> [Objective A] Reproduce verbatim the entries from the line containing "Segment this screenshot: for" through the line containing "key-ф[interactable]: ф [611, 797, 660, 859]", both included.

> [Excerpt provided]
+ + +
Blacketts were a small department store chain based in the north east of England with its flagship store located in Sunderland.

History 
Blackett & Sons was opened in Sunderland in 1826 by William Blackett, a draper. The business grew from a drapery to a full line department store based on the corner of Union & High Street.

Stores were opened in Barnard Castle, Bishop Auckland and Stockton-on-Tees (1939), while they purchased the department store of D Hill, Carter & Company in Hartlepool during the Second World War. During early 1961, Blackett chairman Mr C. K. Rudkin-Jones pursued the purchase of Gorringes Department Store in London, losing out to a joint bid by the Gresham Trust and Charles Neale Investments. In 1963, the Blacketts group of stores was purchased by fellow department store group Hide & Co.
+ + +
> [Information shown]
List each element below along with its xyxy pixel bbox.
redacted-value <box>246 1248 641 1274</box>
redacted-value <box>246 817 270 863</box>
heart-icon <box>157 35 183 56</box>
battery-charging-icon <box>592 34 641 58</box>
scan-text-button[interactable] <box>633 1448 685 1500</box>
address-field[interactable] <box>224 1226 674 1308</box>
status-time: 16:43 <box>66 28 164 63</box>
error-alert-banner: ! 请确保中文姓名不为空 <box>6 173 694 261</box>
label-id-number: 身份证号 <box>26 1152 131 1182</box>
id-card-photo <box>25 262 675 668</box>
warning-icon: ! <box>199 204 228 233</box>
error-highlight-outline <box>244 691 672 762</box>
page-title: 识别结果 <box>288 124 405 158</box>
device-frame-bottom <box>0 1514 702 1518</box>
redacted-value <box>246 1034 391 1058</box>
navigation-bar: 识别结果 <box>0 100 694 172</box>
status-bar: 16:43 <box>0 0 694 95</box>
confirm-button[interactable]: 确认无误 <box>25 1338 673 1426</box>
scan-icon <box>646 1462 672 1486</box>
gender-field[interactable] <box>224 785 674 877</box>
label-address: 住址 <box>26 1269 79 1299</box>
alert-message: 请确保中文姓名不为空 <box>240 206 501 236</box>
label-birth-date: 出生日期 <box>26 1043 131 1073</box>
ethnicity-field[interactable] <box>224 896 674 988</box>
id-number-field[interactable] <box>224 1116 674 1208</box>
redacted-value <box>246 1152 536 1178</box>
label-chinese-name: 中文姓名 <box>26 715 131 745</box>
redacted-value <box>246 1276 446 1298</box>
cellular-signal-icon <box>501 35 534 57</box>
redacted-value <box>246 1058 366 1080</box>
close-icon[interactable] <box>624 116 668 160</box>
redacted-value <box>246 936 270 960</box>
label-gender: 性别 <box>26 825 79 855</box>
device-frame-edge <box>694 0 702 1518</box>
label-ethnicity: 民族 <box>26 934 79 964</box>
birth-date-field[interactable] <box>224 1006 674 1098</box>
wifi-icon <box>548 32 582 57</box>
+ + +
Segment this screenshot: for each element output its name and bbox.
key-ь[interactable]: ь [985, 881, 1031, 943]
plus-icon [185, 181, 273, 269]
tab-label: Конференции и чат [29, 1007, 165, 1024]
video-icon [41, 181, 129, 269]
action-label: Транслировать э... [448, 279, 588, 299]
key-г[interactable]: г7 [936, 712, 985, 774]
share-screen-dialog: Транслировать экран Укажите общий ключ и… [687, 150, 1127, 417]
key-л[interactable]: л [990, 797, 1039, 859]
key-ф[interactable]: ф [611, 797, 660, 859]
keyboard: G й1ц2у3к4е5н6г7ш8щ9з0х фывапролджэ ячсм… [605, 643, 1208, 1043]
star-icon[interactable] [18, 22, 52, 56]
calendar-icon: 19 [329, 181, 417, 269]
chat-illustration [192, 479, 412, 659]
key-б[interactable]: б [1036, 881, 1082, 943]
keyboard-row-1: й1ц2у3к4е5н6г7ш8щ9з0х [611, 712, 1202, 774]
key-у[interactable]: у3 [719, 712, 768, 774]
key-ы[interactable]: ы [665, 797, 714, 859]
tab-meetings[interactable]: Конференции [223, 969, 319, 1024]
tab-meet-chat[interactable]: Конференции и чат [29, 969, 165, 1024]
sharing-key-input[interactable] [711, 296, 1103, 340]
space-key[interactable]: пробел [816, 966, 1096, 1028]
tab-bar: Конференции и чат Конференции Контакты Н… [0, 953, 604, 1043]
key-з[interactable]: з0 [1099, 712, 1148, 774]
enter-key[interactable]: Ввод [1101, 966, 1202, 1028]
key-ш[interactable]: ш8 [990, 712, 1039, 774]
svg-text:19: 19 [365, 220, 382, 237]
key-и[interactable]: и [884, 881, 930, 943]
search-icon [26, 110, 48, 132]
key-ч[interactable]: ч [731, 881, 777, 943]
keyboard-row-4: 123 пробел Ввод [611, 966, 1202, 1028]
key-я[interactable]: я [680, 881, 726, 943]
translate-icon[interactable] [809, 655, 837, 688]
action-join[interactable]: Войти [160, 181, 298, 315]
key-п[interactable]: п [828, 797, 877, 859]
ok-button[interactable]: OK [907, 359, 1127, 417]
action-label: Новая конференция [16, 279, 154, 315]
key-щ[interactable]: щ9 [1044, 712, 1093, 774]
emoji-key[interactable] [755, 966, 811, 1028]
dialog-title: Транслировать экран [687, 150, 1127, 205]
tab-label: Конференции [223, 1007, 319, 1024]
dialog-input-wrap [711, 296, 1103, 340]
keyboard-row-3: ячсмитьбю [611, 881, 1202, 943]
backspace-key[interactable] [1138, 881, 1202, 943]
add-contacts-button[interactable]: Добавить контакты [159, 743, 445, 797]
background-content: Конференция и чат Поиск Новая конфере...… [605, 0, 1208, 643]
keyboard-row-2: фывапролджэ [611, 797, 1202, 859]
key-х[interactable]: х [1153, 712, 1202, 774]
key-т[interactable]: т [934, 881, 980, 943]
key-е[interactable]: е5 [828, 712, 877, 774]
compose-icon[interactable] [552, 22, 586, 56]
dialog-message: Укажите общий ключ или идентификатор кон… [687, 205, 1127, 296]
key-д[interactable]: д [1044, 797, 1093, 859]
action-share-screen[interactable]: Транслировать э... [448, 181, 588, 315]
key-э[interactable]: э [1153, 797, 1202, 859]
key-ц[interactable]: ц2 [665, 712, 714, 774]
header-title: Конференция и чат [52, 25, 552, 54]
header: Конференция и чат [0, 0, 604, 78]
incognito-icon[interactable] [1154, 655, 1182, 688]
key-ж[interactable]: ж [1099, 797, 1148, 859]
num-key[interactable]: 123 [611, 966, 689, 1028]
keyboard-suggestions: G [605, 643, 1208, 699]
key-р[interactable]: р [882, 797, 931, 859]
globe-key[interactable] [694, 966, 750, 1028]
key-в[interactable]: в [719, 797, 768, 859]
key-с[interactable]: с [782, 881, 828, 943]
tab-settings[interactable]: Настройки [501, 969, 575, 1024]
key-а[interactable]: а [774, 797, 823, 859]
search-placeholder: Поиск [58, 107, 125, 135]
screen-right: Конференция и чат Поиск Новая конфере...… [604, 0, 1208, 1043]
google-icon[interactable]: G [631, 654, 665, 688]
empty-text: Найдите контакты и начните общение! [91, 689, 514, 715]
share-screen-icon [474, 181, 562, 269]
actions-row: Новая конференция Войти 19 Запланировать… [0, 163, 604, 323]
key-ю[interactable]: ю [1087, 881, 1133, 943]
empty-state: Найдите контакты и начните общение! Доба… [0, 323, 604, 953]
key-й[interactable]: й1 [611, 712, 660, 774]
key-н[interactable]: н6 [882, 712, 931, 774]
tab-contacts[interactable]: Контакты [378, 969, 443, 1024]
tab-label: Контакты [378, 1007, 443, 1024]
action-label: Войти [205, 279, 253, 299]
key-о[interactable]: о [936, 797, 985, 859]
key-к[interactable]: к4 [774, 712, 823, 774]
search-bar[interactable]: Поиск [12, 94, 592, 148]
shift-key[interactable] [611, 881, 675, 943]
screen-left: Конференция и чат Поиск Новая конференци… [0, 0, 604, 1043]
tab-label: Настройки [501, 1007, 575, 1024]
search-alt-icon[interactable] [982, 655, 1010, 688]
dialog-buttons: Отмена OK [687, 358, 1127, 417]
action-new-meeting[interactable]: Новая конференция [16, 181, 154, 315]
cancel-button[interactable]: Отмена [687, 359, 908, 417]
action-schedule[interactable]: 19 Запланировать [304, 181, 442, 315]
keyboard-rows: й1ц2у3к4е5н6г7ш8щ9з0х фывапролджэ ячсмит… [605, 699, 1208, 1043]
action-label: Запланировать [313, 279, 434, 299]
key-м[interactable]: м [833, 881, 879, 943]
+ + +
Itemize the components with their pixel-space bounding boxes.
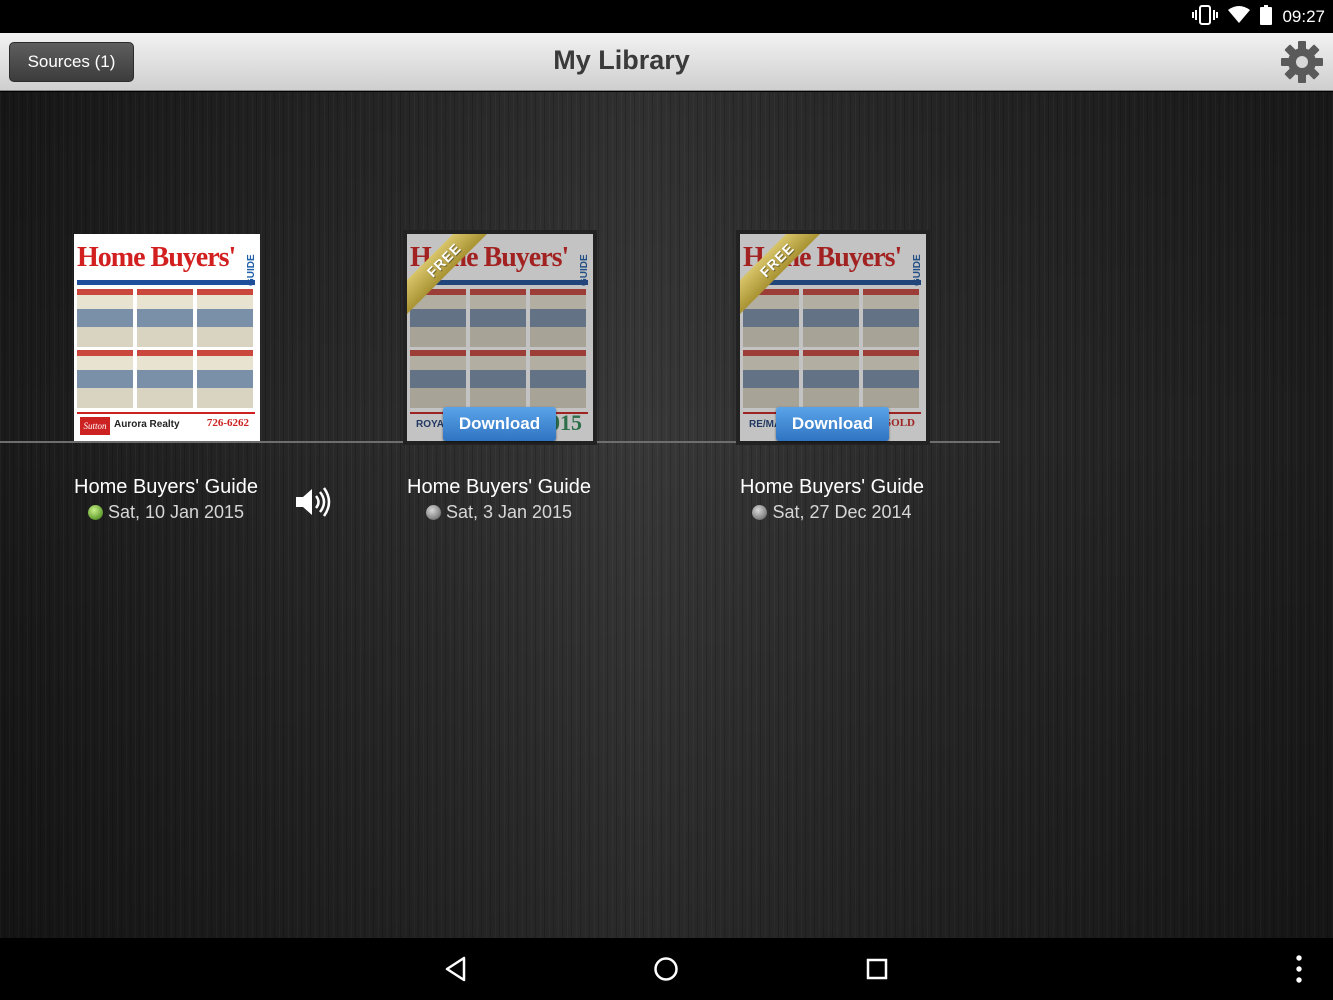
+ + +
> [Objective B] From the passage on the Blacketts department store chain, list every town where the chain had a store, whether opened or purchased.

> [Correct response A]
Segment this screenshot: for each element output its name and bbox.
key-ь[interactable]: ь [985, 881, 1031, 943]
plus-icon [185, 181, 273, 269]
tab-label: Конференции и чат [29, 1007, 165, 1024]
video-icon [41, 181, 129, 269]
action-label: Транслировать э... [448, 279, 588, 299]
key-г[interactable]: г7 [936, 712, 985, 774]
share-screen-dialog: Транслировать экран Укажите общий ключ и… [687, 150, 1127, 417]
key-л[interactable]: л [990, 797, 1039, 859]
key-ф[interactable]: ф [611, 797, 660, 859]

> [Correct response B]
Sunderland
Barnard Castle
Bishop Auckland
Stockton-on-Tees
Hartlepool